**Data excerpts**

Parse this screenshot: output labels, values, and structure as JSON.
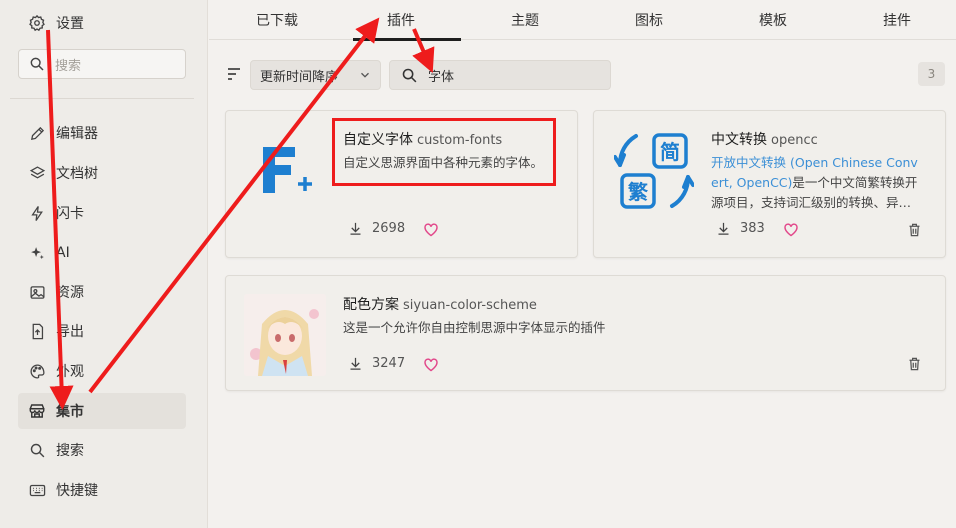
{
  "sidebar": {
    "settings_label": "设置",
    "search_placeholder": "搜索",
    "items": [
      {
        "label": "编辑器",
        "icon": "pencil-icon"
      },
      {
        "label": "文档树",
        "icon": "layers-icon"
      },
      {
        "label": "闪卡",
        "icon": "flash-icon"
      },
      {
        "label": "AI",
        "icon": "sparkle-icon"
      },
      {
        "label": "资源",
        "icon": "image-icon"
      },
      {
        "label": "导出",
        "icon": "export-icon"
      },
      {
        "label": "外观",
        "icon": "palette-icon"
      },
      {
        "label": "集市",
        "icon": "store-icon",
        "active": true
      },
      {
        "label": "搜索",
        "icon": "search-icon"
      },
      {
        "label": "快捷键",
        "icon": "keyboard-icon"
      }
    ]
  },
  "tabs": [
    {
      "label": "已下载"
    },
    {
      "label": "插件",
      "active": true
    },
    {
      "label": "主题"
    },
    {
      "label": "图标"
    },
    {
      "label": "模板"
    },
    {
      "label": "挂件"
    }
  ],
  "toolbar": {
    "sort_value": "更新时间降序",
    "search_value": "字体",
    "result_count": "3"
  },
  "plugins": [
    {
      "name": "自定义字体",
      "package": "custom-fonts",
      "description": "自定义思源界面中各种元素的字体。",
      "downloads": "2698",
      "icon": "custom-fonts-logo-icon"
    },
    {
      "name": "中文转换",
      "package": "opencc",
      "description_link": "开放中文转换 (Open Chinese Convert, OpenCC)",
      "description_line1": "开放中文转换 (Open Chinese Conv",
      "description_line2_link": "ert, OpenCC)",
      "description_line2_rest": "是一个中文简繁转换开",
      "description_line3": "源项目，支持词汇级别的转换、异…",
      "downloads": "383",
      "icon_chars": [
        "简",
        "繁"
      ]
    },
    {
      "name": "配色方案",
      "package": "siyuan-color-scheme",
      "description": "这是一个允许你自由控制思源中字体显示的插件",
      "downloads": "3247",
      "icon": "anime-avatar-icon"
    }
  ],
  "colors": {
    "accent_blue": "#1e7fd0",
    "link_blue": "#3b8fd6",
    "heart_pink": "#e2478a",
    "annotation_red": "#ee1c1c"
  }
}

**Set exercise**
Look through the material and copy each line that has "Chinese".

**Task solution**
      "description_link": "开放中文转换 (Open Chinese Convert, OpenCC)",
      "description_line1": "开放中文转换 (Open Chinese Conv",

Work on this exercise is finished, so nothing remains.